■ Task objective ■
Retype the whole listing, please, keeping every line exact and dropping the pictures.

━━━

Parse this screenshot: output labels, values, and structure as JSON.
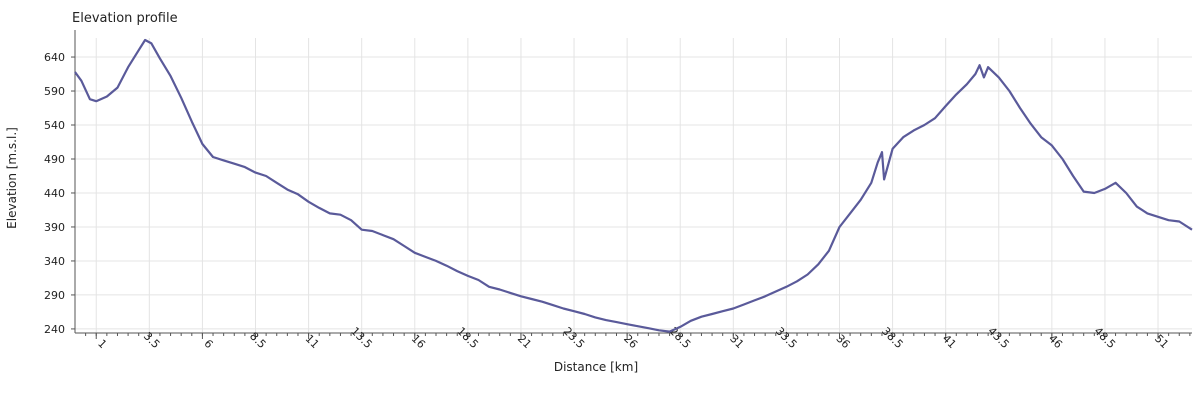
{
  "chart_data": {
    "type": "line",
    "title": "Elevation profile",
    "xlabel": "Distance [km]",
    "ylabel": "Elevation [m.s.l.]",
    "x_ticks": [
      "1",
      "3.5",
      "6",
      "8.5",
      "11",
      "13.5",
      "16",
      "18.5",
      "21",
      "23.5",
      "26",
      "28.5",
      "31",
      "33.5",
      "36",
      "38.5",
      "41",
      "43.5",
      "46",
      "48.5",
      "51"
    ],
    "y_ticks": [
      "240",
      "290",
      "340",
      "390",
      "440",
      "490",
      "540",
      "590",
      "640"
    ],
    "xlim": [
      0,
      52.6
    ],
    "ylim": [
      234,
      668
    ],
    "grid": true,
    "line_color": "#5a5a9a",
    "series": [
      {
        "x": [
          0.0,
          0.3,
          0.7,
          1.0,
          1.5,
          2.0,
          2.5,
          3.0,
          3.3,
          3.6,
          4.0,
          4.5,
          5.0,
          5.5,
          6.0,
          6.5,
          7.0,
          7.5,
          8.0,
          8.5,
          9.0,
          9.5,
          10.0,
          10.5,
          11.0,
          11.5,
          12.0,
          12.5,
          13.0,
          13.5,
          14.0,
          14.5,
          15.0,
          15.5,
          16.0,
          16.5,
          17.0,
          17.5,
          18.0,
          18.5,
          19.0,
          19.5,
          20.0,
          20.5,
          21.0,
          21.5,
          22.0,
          22.5,
          23.0,
          23.5,
          24.0,
          24.5,
          25.0,
          25.5,
          26.0,
          26.5,
          27.0,
          27.5,
          28.0,
          28.5,
          29.0,
          29.5,
          30.0,
          30.5,
          31.0,
          31.5,
          32.0,
          32.5,
          33.0,
          33.5,
          34.0,
          34.5,
          35.0,
          35.5,
          36.0,
          36.5,
          37.0,
          37.5,
          37.8,
          38.0,
          38.1,
          38.5,
          39.0,
          39.5,
          40.0,
          40.5,
          41.0,
          41.5,
          42.0,
          42.4,
          42.6,
          42.8,
          43.0,
          43.5,
          44.0,
          44.5,
          45.0,
          45.5,
          46.0,
          46.5,
          47.0,
          47.5,
          48.0,
          48.5,
          49.0,
          49.5,
          50.0,
          50.5,
          51.0,
          51.5,
          52.0,
          52.6
        ],
        "y": [
          618,
          605,
          578,
          575,
          582,
          595,
          625,
          650,
          665,
          660,
          638,
          612,
          580,
          545,
          512,
          493,
          488,
          483,
          478,
          470,
          465,
          455,
          445,
          438,
          427,
          418,
          410,
          408,
          400,
          386,
          384,
          378,
          372,
          362,
          352,
          346,
          340,
          333,
          325,
          318,
          312,
          302,
          298,
          293,
          288,
          284,
          280,
          275,
          270,
          266,
          262,
          257,
          253,
          250,
          247,
          244,
          241,
          238,
          236,
          243,
          252,
          258,
          262,
          266,
          270,
          276,
          282,
          288,
          295,
          302,
          310,
          320,
          335,
          355,
          390,
          410,
          430,
          455,
          485,
          500,
          460,
          505,
          522,
          532,
          540,
          550,
          568,
          585,
          600,
          615,
          628,
          610,
          625,
          610,
          590,
          565,
          542,
          522,
          510,
          490,
          465,
          442,
          440,
          446,
          455,
          440,
          420,
          410,
          405,
          400,
          398,
          386
        ]
      }
    ]
  }
}
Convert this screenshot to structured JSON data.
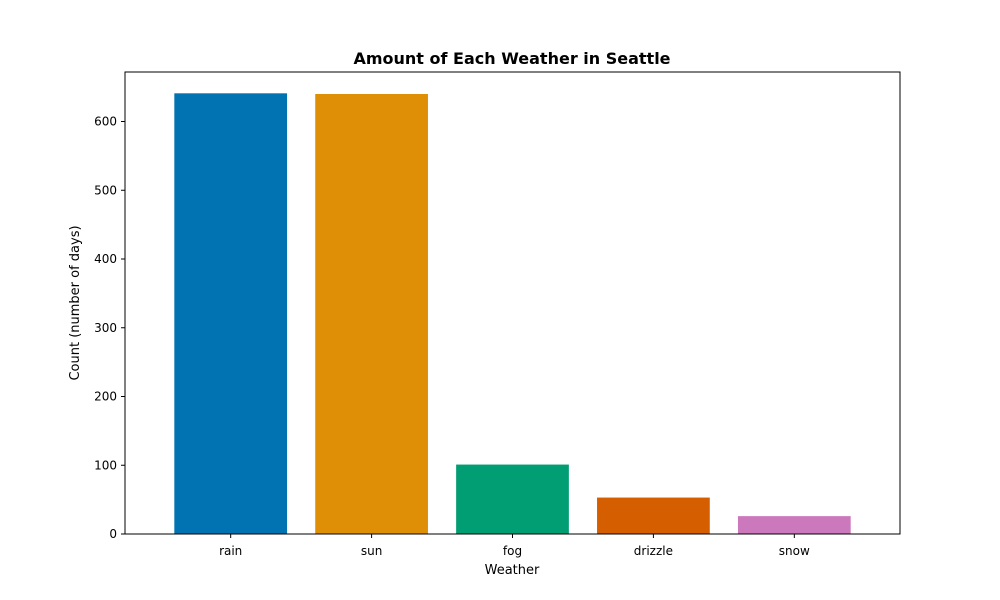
{
  "chart_data": {
    "type": "bar",
    "title": "Amount of Each Weather in Seattle",
    "xlabel": "Weather",
    "ylabel": "Count (number of days)",
    "categories": [
      "rain",
      "sun",
      "fog",
      "drizzle",
      "snow"
    ],
    "values": [
      641,
      640,
      101,
      53,
      26
    ],
    "colors": [
      "#0173b2",
      "#de8f05",
      "#029e73",
      "#d55e00",
      "#cc78bc"
    ],
    "ylim": [
      0,
      672
    ],
    "yticks": [
      0,
      100,
      200,
      300,
      400,
      500,
      600
    ],
    "grid": false,
    "legend": "none"
  }
}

━━━

■ Solution ■
Parse this screenshot: output labels, values, and structure as JSON.
{
  "chart_data": {
    "type": "line",
    "title": "Elevation profile",
    "xlabel": "Distance [km]",
    "ylabel": "Elevation [m.s.l.]",
    "x_ticks": [
      "1",
      "3.5",
      "6",
      "8.5",
      "11",
      "13.5",
      "16",
      "18.5",
      "21",
      "23.5",
      "26",
      "28.5",
      "31",
      "33.5",
      "36",
      "38.5",
      "41",
      "43.5",
      "46",
      "48.5",
      "51"
    ],
    "y_ticks": [
      "240",
      "290",
      "340",
      "390",
      "440",
      "490",
      "540",
      "590",
      "640"
    ],
    "xlim": [
      0,
      52.6
    ],
    "ylim": [
      234,
      668
    ],
    "grid": true,
    "line_color": "#5a5a9a",
    "series": [
      {
        "x": [
          0.0,
          0.3,
          0.7,
          1.0,
          1.5,
          2.0,
          2.5,
          3.0,
          3.3,
          3.6,
          4.0,
          4.5,
          5.0,
          5.5,
          6.0,
          6.5,
          7.0,
          7.5,
          8.0,
          8.5,
          9.0,
          9.5,
          10.0,
          10.5,
          11.0,
          11.5,
          12.0,
          12.5,
          13.0,
          13.5,
          14.0,
          14.5,
          15.0,
          15.5,
          16.0,
          16.5,
          17.0,
          17.5,
          18.0,
          18.5,
          19.0,
          19.5,
          20.0,
          20.5,
          21.0,
          21.5,
          22.0,
          22.5,
          23.0,
          23.5,
          24.0,
          24.5,
          25.0,
          25.5,
          26.0,
          26.5,
          27.0,
          27.5,
          28.0,
          28.5,
          29.0,
          29.5,
          30.0,
          30.5,
          31.0,
          31.5,
          32.0,
          32.5,
          33.0,
          33.5,
          34.0,
          34.5,
          35.0,
          35.5,
          36.0,
          36.5,
          37.0,
          37.5,
          37.8,
          38.0,
          38.1,
          38.5,
          39.0,
          39.5,
          40.0,
          40.5,
          41.0,
          41.5,
          42.0,
          42.4,
          42.6,
          42.8,
          43.0,
          43.5,
          44.0,
          44.5,
          45.0,
          45.5,
          46.0,
          46.5,
          47.0,
          47.5,
          48.0,
          48.5,
          49.0,
          49.5,
          50.0,
          50.5,
          51.0,
          51.5,
          52.0,
          52.6
        ],
        "y": [
          618,
          605,
          578,
          575,
          582,
          595,
          625,
          650,
          665,
          660,
          638,
          612,
          580,
          545,
          512,
          493,
          488,
          483,
          478,
          470,
          465,
          455,
          445,
          438,
          427,
          418,
          410,
          408,
          400,
          386,
          384,
          378,
          372,
          362,
          352,
          346,
          340,
          333,
          325,
          318,
          312,
          302,
          298,
          293,
          288,
          284,
          280,
          275,
          270,
          266,
          262,
          257,
          253,
          250,
          247,
          244,
          241,
          238,
          236,
          243,
          252,
          258,
          262,
          266,
          270,
          276,
          282,
          288,
          295,
          302,
          310,
          320,
          335,
          355,
          390,
          410,
          430,
          455,
          485,
          500,
          460,
          505,
          522,
          532,
          540,
          550,
          568,
          585,
          600,
          615,
          628,
          610,
          625,
          610,
          590,
          565,
          542,
          522,
          510,
          490,
          465,
          442,
          440,
          446,
          455,
          440,
          420,
          410,
          405,
          400,
          398,
          386
        ]
      }
    ]
  }
}
Convert this screenshot to structured JSON data.
{
  "chart_data": {
    "type": "bar",
    "title": "Amount of Each Weather in Seattle",
    "xlabel": "Weather",
    "ylabel": "Count (number of days)",
    "categories": [
      "rain",
      "sun",
      "fog",
      "drizzle",
      "snow"
    ],
    "values": [
      641,
      640,
      101,
      53,
      26
    ],
    "colors": [
      "#0173b2",
      "#de8f05",
      "#029e73",
      "#d55e00",
      "#cc78bc"
    ],
    "ylim": [
      0,
      672
    ],
    "yticks": [
      0,
      100,
      200,
      300,
      400,
      500,
      600
    ],
    "grid": false,
    "legend": "none"
  }
}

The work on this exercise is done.